DESCRIPTION OF THE TASK
Find every line in the records that holds the string "JSON". Copy each one.
---
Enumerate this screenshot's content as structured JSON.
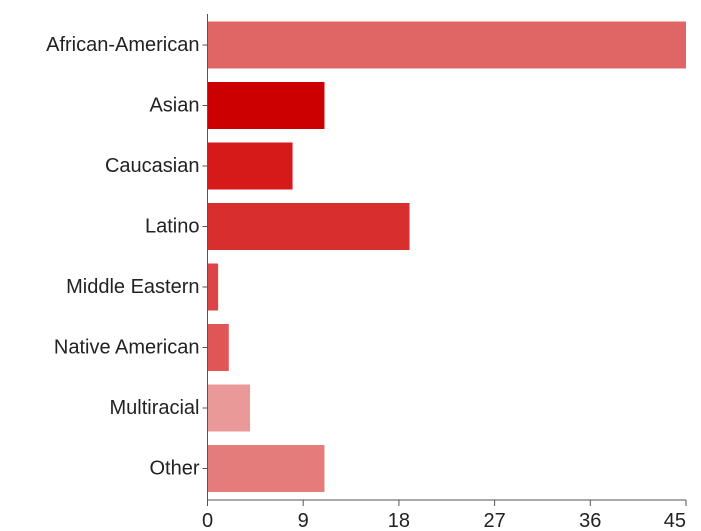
{
  "chart_data": {
    "type": "bar",
    "orientation": "horizontal",
    "title": "",
    "xlabel": "",
    "ylabel": "",
    "categories": [
      "African-American",
      "Asian",
      "Caucasian",
      "Latino",
      "Middle Eastern",
      "Native American",
      "Multiracial",
      "Other"
    ],
    "values": [
      45,
      11,
      8,
      19,
      1,
      2,
      4,
      11
    ],
    "colors": [
      "#e06666",
      "#cc0000",
      "#d61a1a",
      "#d92e2e",
      "#dc4545",
      "#e05555",
      "#ea9999",
      "#e57c7c"
    ],
    "xlim": [
      0,
      45
    ],
    "ticks": [
      0,
      9,
      18,
      27,
      36,
      45
    ],
    "tick_labels": [
      "0",
      "9",
      "18",
      "27",
      "36",
      "45"
    ],
    "grid": false,
    "legend": "none"
  }
}
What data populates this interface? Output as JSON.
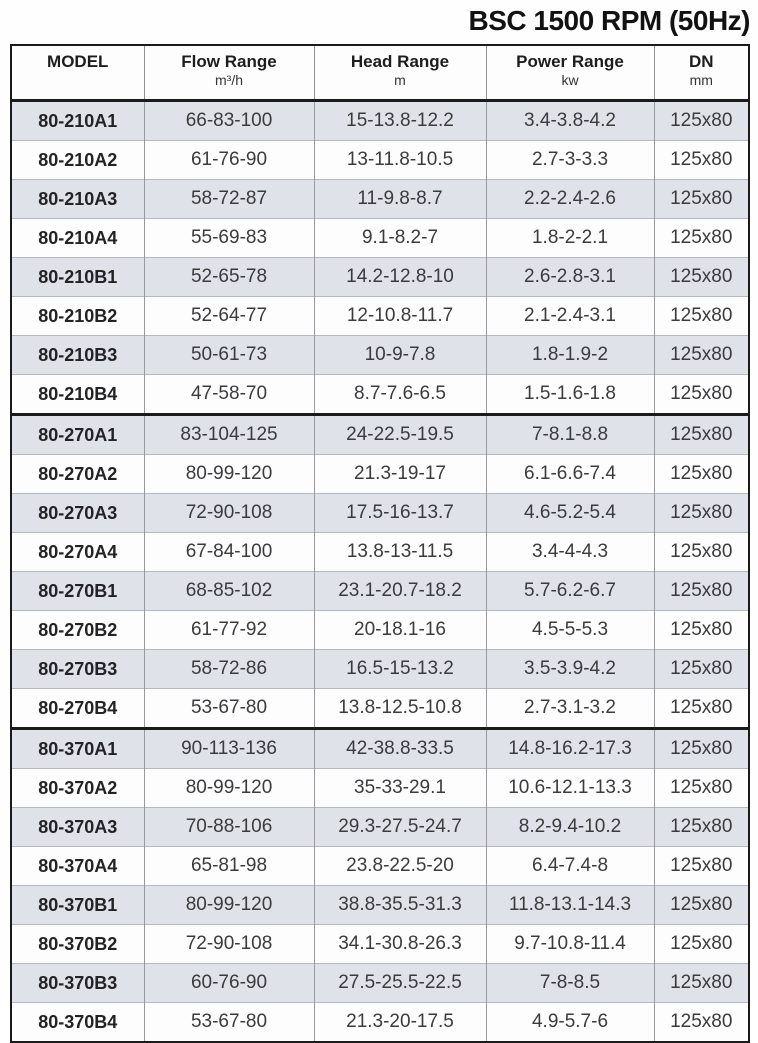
{
  "title": "BSC 1500 RPM (50Hz)",
  "colors": {
    "row_shade": "#dfe2e8",
    "row_plain": "#fdfdfe",
    "border_dark": "#1b1b1b",
    "border_column": "#97999e",
    "border_row": "#b6bac0",
    "text_dark": "#232325",
    "text_data": "#3a3b3d"
  },
  "table": {
    "columns": [
      {
        "label": "MODEL",
        "unit": ""
      },
      {
        "label": "Flow Range",
        "unit": "m³/h"
      },
      {
        "label": "Head Range",
        "unit": "m"
      },
      {
        "label": "Power Range",
        "unit": "kw"
      },
      {
        "label": "DN",
        "unit": "mm"
      }
    ],
    "groups": [
      {
        "name": "80-210",
        "rows": [
          [
            "80-210A1",
            "66-83-100",
            "15-13.8-12.2",
            "3.4-3.8-4.2",
            "125x80"
          ],
          [
            "80-210A2",
            "61-76-90",
            "13-11.8-10.5",
            "2.7-3-3.3",
            "125x80"
          ],
          [
            "80-210A3",
            "58-72-87",
            "11-9.8-8.7",
            "2.2-2.4-2.6",
            "125x80"
          ],
          [
            "80-210A4",
            "55-69-83",
            "9.1-8.2-7",
            "1.8-2-2.1",
            "125x80"
          ],
          [
            "80-210B1",
            "52-65-78",
            "14.2-12.8-10",
            "2.6-2.8-3.1",
            "125x80"
          ],
          [
            "80-210B2",
            "52-64-77",
            "12-10.8-11.7",
            "2.1-2.4-3.1",
            "125x80"
          ],
          [
            "80-210B3",
            "50-61-73",
            "10-9-7.8",
            "1.8-1.9-2",
            "125x80"
          ],
          [
            "80-210B4",
            "47-58-70",
            "8.7-7.6-6.5",
            "1.5-1.6-1.8",
            "125x80"
          ]
        ]
      },
      {
        "name": "80-270",
        "rows": [
          [
            "80-270A1",
            "83-104-125",
            "24-22.5-19.5",
            "7-8.1-8.8",
            "125x80"
          ],
          [
            "80-270A2",
            "80-99-120",
            "21.3-19-17",
            "6.1-6.6-7.4",
            "125x80"
          ],
          [
            "80-270A3",
            "72-90-108",
            "17.5-16-13.7",
            "4.6-5.2-5.4",
            "125x80"
          ],
          [
            "80-270A4",
            "67-84-100",
            "13.8-13-11.5",
            "3.4-4-4.3",
            "125x80"
          ],
          [
            "80-270B1",
            "68-85-102",
            "23.1-20.7-18.2",
            "5.7-6.2-6.7",
            "125x80"
          ],
          [
            "80-270B2",
            "61-77-92",
            "20-18.1-16",
            "4.5-5-5.3",
            "125x80"
          ],
          [
            "80-270B3",
            "58-72-86",
            "16.5-15-13.2",
            "3.5-3.9-4.2",
            "125x80"
          ],
          [
            "80-270B4",
            "53-67-80",
            "13.8-12.5-10.8",
            "2.7-3.1-3.2",
            "125x80"
          ]
        ]
      },
      {
        "name": "80-370",
        "rows": [
          [
            "80-370A1",
            "90-113-136",
            "42-38.8-33.5",
            "14.8-16.2-17.3",
            "125x80"
          ],
          [
            "80-370A2",
            "80-99-120",
            "35-33-29.1",
            "10.6-12.1-13.3",
            "125x80"
          ],
          [
            "80-370A3",
            "70-88-106",
            "29.3-27.5-24.7",
            "8.2-9.4-10.2",
            "125x80"
          ],
          [
            "80-370A4",
            "65-81-98",
            "23.8-22.5-20",
            "6.4-7.4-8",
            "125x80"
          ],
          [
            "80-370B1",
            "80-99-120",
            "38.8-35.5-31.3",
            "11.8-13.1-14.3",
            "125x80"
          ],
          [
            "80-370B2",
            "72-90-108",
            "34.1-30.8-26.3",
            "9.7-10.8-11.4",
            "125x80"
          ],
          [
            "80-370B3",
            "60-76-90",
            "27.5-25.5-22.5",
            "7-8-8.5",
            "125x80"
          ],
          [
            "80-370B4",
            "53-67-80",
            "21.3-20-17.5",
            "4.9-5.7-6",
            "125x80"
          ]
        ]
      }
    ]
  }
}
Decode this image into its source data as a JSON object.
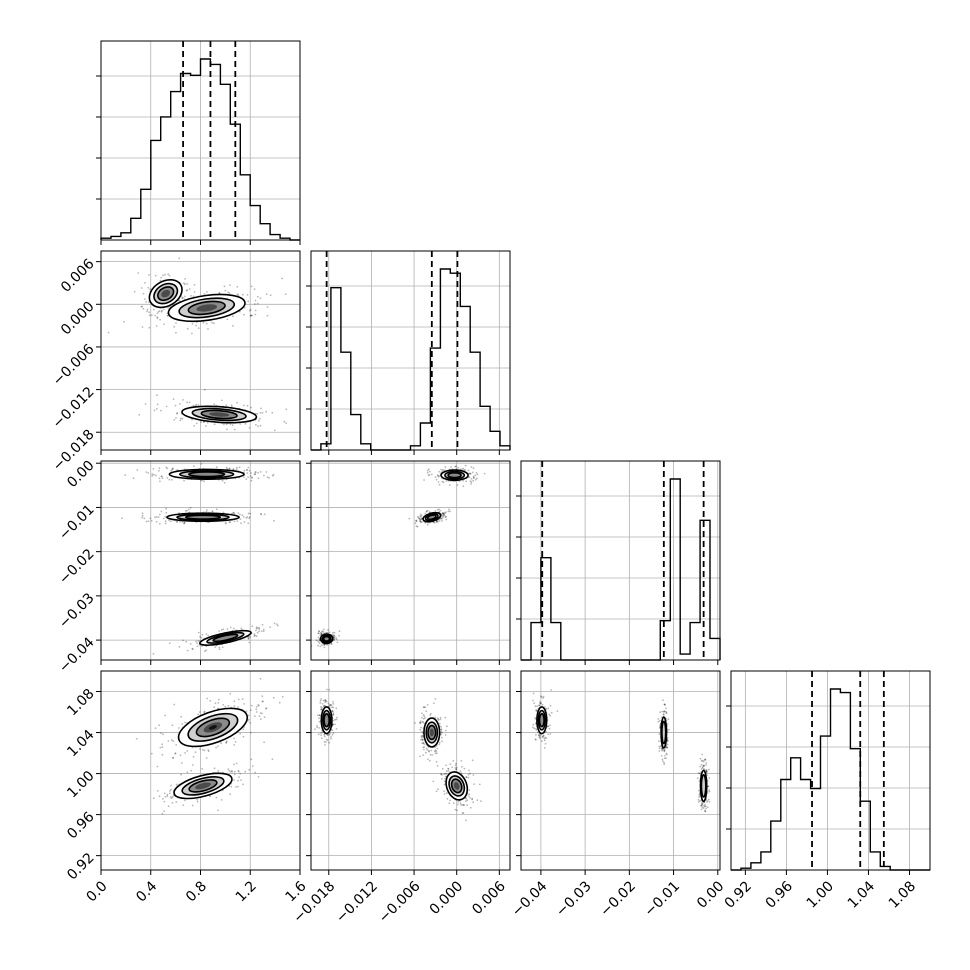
{
  "colors": {
    "ink": "#000000",
    "grid": "#b0b0b0",
    "background": "#ffffff",
    "fill_levels": [
      "#ffffff",
      "#cfcfcf",
      "#8a8a8a",
      "#4a4a4a",
      "#111111"
    ]
  },
  "chart_data": {
    "type": "corner",
    "title": "",
    "grid": true,
    "parameters": [
      {
        "index": 0,
        "range": [
          0.0,
          1.6
        ],
        "ticks": [
          "0.0",
          "0.4",
          "0.8",
          "1.2",
          "1.6"
        ],
        "tick_values": [
          0.0,
          0.4,
          0.8,
          1.2,
          1.6
        ]
      },
      {
        "index": 1,
        "range": [
          -0.0205,
          0.0075
        ],
        "ticks": [
          "−0.018",
          "−0.012",
          "−0.006",
          "0.000",
          "0.006"
        ],
        "tick_values": [
          -0.018,
          -0.012,
          -0.006,
          0.0,
          0.006
        ]
      },
      {
        "index": 2,
        "range": [
          -0.0445,
          0.0005
        ],
        "ticks": [
          "−0.04",
          "−0.03",
          "−0.02",
          "−0.01",
          "0.00"
        ],
        "tick_values": [
          -0.04,
          -0.03,
          -0.02,
          -0.01,
          0.0
        ]
      },
      {
        "index": 3,
        "range": [
          0.906,
          1.1
        ],
        "ticks": [
          "0.92",
          "0.96",
          "1.00",
          "1.04",
          "1.08"
        ],
        "tick_values": [
          0.92,
          0.96,
          1.0,
          1.04,
          1.08
        ]
      }
    ],
    "histograms": [
      {
        "param": 0,
        "bin_start": 0.0,
        "bin_width": 0.08,
        "counts": [
          0.01,
          0.02,
          0.04,
          0.12,
          0.28,
          0.55,
          0.68,
          0.82,
          0.92,
          0.91,
          1.0,
          0.97,
          0.86,
          0.64,
          0.36,
          0.19,
          0.09,
          0.03,
          0.01,
          0.0
        ],
        "quantiles": [
          0.66,
          0.88,
          1.08
        ]
      },
      {
        "param": 1,
        "bin_start": -0.0205,
        "bin_width": 0.0014,
        "counts": [
          0.0,
          0.03,
          0.78,
          0.47,
          0.17,
          0.03,
          0.0,
          0.0,
          0.0,
          0.0,
          0.02,
          0.13,
          0.49,
          0.87,
          0.85,
          0.69,
          0.47,
          0.21,
          0.09,
          0.02
        ],
        "quantiles": [
          -0.0183,
          -0.0035,
          0.0001
        ]
      },
      {
        "param": 2,
        "bin_start": -0.0445,
        "bin_width": 0.00225,
        "counts": [
          0.0,
          0.19,
          0.52,
          0.19,
          0.0,
          0.0,
          0.0,
          0.0,
          0.0,
          0.0,
          0.0,
          0.0,
          0.0,
          0.0,
          0.2,
          0.92,
          0.03,
          0.19,
          0.71,
          0.11
        ],
        "quantiles": [
          -0.0397,
          -0.0122,
          -0.0032
        ]
      },
      {
        "param": 3,
        "bin_start": 0.906,
        "bin_width": 0.0097,
        "counts": [
          0.0,
          0.01,
          0.04,
          0.1,
          0.27,
          0.5,
          0.62,
          0.5,
          0.45,
          0.74,
          1.0,
          0.98,
          0.67,
          0.38,
          0.1,
          0.02,
          0.0,
          0.0,
          0.0,
          0.0
        ],
        "quantiles": [
          0.985,
          1.032,
          1.055
        ]
      }
    ],
    "joint_modes": [
      {
        "row": 1,
        "col": 0,
        "modes": [
          {
            "center": [
              0.85,
              -0.0005
            ],
            "width": [
              0.62,
              0.0035
            ],
            "rotation": -8,
            "weight": 1.0
          },
          {
            "center": [
              0.52,
              0.0015
            ],
            "width": [
              0.28,
              0.0035
            ],
            "rotation": -30,
            "weight": 0.55
          },
          {
            "center": [
              0.95,
              -0.0155
            ],
            "width": [
              0.6,
              0.0022
            ],
            "rotation": 4,
            "weight": 0.75
          }
        ]
      },
      {
        "row": 2,
        "col": 0,
        "modes": [
          {
            "center": [
              0.85,
              -0.0025
            ],
            "width": [
              0.6,
              0.0022
            ],
            "rotation": 0,
            "weight": 0.9
          },
          {
            "center": [
              0.82,
              -0.0122
            ],
            "width": [
              0.58,
              0.0018
            ],
            "rotation": 0,
            "weight": 0.9
          },
          {
            "center": [
              1.0,
              -0.0395
            ],
            "width": [
              0.42,
              0.0022
            ],
            "rotation": -12,
            "weight": 0.75
          }
        ]
      },
      {
        "row": 2,
        "col": 1,
        "modes": [
          {
            "center": [
              -0.0003,
              -0.0027
            ],
            "width": [
              0.0038,
              0.0023
            ],
            "rotation": 0,
            "weight": 0.85
          },
          {
            "center": [
              -0.0035,
              -0.0122
            ],
            "width": [
              0.0025,
              0.0018
            ],
            "rotation": -15,
            "weight": 0.9
          },
          {
            "center": [
              -0.0183,
              -0.0397
            ],
            "width": [
              0.0017,
              0.0021
            ],
            "rotation": 0,
            "weight": 0.8
          }
        ]
      },
      {
        "row": 3,
        "col": 0,
        "modes": [
          {
            "center": [
              0.9,
              1.045
            ],
            "width": [
              0.58,
              0.03
            ],
            "rotation": -20,
            "weight": 1.0
          },
          {
            "center": [
              0.82,
              0.988
            ],
            "width": [
              0.48,
              0.02
            ],
            "rotation": -15,
            "weight": 0.8
          }
        ]
      },
      {
        "row": 3,
        "col": 1,
        "modes": [
          {
            "center": [
              -0.0183,
              1.052
            ],
            "width": [
              0.0015,
              0.026
            ],
            "rotation": 0,
            "weight": 0.9
          },
          {
            "center": [
              -0.0035,
              1.04
            ],
            "width": [
              0.0022,
              0.028
            ],
            "rotation": 0,
            "weight": 0.9
          },
          {
            "center": [
              0.0,
              0.988
            ],
            "width": [
              0.0028,
              0.028
            ],
            "rotation": -20,
            "weight": 0.85
          }
        ]
      },
      {
        "row": 3,
        "col": 2,
        "modes": [
          {
            "center": [
              -0.0398,
              1.052
            ],
            "width": [
              0.0022,
              0.026
            ],
            "rotation": 0,
            "weight": 0.9
          },
          {
            "center": [
              -0.0122,
              1.04
            ],
            "width": [
              0.0012,
              0.03
            ],
            "rotation": 0,
            "weight": 0.9
          },
          {
            "center": [
              -0.0032,
              0.988
            ],
            "width": [
              0.0014,
              0.03
            ],
            "rotation": 0,
            "weight": 0.85
          }
        ]
      }
    ]
  }
}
---
ANSWER TO THIS PROBLEM
Enumerate this screenshot's content as structured JSON.
What data populates this interface? Output as JSON.
Decode this image into its source data as a JSON object.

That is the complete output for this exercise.